Using the listing below, report all lines holding the word "wireless".

===== RECORDS TO PROCESS =====

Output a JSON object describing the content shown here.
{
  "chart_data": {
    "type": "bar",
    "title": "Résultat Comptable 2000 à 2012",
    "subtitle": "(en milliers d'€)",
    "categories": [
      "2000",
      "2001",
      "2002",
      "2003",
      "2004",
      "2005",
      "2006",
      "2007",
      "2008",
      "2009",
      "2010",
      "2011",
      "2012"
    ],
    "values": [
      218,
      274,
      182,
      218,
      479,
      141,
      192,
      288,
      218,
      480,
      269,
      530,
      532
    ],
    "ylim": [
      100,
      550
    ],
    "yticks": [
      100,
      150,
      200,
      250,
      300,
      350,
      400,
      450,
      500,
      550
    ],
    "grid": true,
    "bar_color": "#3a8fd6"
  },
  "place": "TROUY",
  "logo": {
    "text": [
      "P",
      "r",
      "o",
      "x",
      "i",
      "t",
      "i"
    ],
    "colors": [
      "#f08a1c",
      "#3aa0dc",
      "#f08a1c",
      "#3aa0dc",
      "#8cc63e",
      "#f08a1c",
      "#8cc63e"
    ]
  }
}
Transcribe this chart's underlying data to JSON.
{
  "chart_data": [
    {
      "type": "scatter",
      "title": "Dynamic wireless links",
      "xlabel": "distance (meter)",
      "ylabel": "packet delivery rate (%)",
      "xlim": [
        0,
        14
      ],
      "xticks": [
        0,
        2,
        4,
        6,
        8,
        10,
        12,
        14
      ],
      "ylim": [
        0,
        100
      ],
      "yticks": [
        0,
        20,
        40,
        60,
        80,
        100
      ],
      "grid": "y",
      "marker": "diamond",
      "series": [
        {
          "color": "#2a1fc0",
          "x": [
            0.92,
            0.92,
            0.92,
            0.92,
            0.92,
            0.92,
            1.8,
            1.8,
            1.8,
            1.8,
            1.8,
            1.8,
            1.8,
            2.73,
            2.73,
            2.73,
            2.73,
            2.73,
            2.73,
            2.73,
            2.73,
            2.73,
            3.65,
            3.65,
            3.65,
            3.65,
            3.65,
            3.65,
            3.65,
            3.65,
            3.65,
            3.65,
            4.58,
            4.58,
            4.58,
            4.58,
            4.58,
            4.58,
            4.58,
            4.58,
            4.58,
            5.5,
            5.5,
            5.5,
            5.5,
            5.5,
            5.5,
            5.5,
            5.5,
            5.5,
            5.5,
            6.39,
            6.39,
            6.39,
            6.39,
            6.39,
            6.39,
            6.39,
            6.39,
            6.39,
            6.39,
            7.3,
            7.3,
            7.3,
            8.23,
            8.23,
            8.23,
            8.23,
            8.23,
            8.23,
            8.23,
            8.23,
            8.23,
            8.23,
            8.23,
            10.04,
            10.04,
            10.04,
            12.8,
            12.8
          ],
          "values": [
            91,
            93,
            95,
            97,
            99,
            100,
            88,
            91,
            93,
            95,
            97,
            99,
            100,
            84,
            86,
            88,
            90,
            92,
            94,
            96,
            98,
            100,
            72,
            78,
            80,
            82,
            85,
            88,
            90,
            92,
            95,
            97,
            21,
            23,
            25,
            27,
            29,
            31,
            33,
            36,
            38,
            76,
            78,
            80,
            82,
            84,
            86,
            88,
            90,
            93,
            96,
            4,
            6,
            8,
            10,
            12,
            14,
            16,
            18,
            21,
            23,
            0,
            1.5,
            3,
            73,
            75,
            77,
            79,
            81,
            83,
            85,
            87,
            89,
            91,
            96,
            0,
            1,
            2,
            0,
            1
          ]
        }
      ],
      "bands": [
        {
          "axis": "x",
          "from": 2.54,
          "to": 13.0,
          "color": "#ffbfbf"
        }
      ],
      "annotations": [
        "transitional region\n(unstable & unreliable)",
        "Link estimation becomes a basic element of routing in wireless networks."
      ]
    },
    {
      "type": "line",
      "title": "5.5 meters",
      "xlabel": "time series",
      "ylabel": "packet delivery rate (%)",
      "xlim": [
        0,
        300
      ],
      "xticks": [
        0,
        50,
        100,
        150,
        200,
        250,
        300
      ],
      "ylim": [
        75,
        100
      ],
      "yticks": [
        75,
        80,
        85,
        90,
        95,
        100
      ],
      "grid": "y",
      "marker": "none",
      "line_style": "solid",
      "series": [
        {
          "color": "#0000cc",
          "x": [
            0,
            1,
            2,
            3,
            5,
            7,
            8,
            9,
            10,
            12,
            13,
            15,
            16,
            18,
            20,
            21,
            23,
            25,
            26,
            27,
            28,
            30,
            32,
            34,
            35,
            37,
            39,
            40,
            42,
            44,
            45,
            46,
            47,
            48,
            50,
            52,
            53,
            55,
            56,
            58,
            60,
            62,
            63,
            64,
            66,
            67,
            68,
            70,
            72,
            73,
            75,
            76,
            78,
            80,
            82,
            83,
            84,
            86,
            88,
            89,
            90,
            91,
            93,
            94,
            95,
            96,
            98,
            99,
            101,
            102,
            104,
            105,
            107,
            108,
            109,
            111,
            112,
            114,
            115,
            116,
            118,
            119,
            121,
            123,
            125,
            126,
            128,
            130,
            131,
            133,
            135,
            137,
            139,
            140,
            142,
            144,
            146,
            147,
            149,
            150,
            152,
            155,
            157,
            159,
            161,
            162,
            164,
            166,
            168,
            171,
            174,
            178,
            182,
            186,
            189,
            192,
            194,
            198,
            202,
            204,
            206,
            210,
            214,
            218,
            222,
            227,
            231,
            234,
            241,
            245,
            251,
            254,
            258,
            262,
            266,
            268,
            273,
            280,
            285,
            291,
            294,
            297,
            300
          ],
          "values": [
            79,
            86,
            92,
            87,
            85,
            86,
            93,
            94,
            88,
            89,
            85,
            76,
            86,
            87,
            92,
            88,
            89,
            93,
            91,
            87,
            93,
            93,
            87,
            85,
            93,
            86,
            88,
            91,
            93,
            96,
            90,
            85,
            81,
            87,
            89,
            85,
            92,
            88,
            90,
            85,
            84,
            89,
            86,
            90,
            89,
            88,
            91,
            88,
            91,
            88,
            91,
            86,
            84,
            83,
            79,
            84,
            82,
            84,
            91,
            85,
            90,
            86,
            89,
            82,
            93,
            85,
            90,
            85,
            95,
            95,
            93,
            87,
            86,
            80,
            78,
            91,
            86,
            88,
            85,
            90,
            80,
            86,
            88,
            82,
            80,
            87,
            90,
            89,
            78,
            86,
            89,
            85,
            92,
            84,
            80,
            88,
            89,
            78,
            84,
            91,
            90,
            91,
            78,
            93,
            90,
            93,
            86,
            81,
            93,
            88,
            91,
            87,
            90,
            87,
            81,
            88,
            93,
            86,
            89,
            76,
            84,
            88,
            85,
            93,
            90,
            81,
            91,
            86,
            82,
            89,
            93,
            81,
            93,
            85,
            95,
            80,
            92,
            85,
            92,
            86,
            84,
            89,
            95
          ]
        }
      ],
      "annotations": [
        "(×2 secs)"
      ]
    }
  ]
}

=====

**SOLUTION TO THIS TASK:**
      "title": "Dynamic wireless links",
        "Link estimation becomes a basic element of routing in wireless networks."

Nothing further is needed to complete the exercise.